- WHAT IS EXPECTED -
What lines of the data include the string "hebben"? Copy them all.

--- Start of DATA ROWS ---

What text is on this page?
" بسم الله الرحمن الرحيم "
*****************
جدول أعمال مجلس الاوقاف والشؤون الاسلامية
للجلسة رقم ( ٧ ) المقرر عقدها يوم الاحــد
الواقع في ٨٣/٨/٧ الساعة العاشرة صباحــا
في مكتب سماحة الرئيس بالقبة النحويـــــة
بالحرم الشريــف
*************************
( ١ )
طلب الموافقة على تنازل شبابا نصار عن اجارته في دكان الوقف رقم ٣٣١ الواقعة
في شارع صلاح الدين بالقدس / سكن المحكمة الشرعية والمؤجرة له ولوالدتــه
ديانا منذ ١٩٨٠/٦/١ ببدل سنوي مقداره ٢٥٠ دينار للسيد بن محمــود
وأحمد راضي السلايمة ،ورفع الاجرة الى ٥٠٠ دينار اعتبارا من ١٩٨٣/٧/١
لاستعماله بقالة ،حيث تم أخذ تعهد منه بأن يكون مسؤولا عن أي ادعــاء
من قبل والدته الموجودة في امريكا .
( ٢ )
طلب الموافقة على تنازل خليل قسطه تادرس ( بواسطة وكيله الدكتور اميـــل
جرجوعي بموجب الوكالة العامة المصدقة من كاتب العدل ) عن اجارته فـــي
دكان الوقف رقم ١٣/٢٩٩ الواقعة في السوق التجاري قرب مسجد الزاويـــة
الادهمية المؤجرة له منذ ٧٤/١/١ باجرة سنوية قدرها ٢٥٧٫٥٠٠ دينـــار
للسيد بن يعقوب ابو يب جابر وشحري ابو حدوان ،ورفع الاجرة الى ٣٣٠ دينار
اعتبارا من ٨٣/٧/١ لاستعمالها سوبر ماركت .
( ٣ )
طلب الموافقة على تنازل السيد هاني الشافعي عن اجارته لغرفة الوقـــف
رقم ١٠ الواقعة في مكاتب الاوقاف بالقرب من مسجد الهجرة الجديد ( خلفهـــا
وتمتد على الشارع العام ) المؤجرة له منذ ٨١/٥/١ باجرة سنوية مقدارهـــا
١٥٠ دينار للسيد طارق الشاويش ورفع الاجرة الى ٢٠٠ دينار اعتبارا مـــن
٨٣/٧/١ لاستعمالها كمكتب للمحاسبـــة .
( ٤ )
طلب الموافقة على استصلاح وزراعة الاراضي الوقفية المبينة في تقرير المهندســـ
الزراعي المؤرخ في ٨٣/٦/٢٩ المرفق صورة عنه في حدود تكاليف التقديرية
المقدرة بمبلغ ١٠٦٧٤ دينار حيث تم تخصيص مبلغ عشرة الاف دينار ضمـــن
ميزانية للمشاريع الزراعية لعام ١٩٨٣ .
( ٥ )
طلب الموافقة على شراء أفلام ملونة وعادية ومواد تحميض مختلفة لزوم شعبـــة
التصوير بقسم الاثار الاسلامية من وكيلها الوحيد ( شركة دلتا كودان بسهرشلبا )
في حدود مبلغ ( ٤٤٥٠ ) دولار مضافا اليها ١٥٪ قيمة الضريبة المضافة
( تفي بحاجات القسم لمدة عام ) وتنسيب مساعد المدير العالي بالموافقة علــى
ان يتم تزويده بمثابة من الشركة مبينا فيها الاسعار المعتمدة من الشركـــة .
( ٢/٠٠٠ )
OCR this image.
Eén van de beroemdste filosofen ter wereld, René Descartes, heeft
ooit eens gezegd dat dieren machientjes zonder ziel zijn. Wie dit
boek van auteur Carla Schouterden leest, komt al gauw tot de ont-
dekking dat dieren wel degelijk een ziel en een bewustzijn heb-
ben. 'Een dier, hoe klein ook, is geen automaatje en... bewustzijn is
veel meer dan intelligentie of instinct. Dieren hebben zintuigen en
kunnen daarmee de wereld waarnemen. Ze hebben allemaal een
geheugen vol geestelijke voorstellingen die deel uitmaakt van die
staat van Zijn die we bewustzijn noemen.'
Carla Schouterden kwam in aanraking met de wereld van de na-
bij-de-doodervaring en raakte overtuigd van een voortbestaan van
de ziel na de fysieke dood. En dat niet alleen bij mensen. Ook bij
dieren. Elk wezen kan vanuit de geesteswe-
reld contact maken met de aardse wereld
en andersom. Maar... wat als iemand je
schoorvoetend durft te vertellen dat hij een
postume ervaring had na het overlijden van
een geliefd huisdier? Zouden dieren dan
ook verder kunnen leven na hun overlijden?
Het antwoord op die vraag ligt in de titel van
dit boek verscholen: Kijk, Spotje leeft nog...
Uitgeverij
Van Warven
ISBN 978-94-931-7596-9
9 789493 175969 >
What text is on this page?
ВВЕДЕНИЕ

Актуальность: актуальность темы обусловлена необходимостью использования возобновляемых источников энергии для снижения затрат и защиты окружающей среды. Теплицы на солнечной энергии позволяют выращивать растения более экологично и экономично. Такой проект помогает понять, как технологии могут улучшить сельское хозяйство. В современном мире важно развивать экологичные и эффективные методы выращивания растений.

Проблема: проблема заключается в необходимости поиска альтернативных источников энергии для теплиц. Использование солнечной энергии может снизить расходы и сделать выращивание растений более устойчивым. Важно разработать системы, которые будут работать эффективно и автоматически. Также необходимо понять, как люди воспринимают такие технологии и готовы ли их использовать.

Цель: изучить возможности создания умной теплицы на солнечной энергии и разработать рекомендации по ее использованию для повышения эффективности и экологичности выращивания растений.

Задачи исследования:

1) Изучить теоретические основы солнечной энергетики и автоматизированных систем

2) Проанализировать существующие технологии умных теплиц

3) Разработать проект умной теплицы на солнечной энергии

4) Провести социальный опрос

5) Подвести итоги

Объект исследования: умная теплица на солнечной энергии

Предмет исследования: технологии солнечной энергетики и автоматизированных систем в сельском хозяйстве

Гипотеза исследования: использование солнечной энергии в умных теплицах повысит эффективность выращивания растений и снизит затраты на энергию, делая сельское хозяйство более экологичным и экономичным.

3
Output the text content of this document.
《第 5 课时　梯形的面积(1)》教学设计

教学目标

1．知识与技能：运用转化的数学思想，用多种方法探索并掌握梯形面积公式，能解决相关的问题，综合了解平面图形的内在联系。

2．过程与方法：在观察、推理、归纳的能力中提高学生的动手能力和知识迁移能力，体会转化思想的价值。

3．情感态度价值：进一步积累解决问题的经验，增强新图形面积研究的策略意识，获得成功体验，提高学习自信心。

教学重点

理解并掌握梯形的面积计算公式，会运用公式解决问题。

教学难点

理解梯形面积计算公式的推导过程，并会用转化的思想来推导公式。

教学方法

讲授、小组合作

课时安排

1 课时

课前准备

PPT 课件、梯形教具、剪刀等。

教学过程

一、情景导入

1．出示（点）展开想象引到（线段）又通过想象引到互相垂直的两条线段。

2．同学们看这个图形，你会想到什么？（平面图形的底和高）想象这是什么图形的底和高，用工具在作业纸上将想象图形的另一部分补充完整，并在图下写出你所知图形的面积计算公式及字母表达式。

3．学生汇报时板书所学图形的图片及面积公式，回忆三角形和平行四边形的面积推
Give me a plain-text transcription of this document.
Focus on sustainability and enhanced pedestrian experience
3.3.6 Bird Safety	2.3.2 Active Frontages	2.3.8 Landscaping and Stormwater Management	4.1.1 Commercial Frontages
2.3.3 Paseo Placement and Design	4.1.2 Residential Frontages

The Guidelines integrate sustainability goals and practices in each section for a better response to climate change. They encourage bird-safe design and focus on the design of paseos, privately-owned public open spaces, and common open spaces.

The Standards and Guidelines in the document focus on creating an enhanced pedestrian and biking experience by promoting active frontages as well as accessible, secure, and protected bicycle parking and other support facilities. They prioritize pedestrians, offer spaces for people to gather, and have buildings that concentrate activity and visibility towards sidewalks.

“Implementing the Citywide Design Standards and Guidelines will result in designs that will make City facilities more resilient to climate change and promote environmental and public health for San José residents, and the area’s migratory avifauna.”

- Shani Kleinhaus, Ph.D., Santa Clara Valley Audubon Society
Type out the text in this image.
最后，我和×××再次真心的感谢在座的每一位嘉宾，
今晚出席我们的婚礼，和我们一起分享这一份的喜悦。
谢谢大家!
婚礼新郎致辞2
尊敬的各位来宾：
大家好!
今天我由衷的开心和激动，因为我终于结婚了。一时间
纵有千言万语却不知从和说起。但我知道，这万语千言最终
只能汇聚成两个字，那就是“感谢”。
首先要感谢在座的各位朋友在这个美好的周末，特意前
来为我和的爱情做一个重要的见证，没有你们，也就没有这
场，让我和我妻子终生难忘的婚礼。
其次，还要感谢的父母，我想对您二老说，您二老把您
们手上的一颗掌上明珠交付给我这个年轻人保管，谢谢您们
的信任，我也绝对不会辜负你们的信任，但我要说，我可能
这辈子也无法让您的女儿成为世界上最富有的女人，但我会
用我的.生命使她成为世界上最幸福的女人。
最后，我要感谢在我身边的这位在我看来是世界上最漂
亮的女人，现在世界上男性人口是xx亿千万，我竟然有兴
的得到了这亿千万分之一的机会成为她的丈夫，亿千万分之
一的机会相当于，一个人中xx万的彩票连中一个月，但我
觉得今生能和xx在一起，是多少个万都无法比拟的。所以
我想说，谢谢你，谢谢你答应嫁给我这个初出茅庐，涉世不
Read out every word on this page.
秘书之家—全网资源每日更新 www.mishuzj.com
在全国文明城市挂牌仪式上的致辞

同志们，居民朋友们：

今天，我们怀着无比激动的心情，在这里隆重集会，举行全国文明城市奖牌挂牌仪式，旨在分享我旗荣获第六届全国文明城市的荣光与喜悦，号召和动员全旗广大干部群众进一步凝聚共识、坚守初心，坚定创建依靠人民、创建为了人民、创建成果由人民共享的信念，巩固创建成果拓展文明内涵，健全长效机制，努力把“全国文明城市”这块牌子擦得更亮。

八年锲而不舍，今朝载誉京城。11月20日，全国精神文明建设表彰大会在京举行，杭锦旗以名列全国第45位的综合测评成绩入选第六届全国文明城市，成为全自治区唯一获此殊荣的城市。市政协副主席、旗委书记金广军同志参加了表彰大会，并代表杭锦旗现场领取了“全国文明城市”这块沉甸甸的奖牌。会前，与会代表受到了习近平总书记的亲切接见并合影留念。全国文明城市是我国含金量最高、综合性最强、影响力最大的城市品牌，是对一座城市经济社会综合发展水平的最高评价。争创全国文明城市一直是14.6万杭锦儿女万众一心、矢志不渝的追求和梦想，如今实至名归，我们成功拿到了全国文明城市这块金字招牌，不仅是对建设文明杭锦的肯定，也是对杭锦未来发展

--- End of DATA ROWS ---

- RESPONSE TO THIS EXERCISE -
veel meer dan intelligentie of instinct. Dieren hebben zintuigen en
kunnen daarmee de wereld waarnemen. Ze hebben allemaal een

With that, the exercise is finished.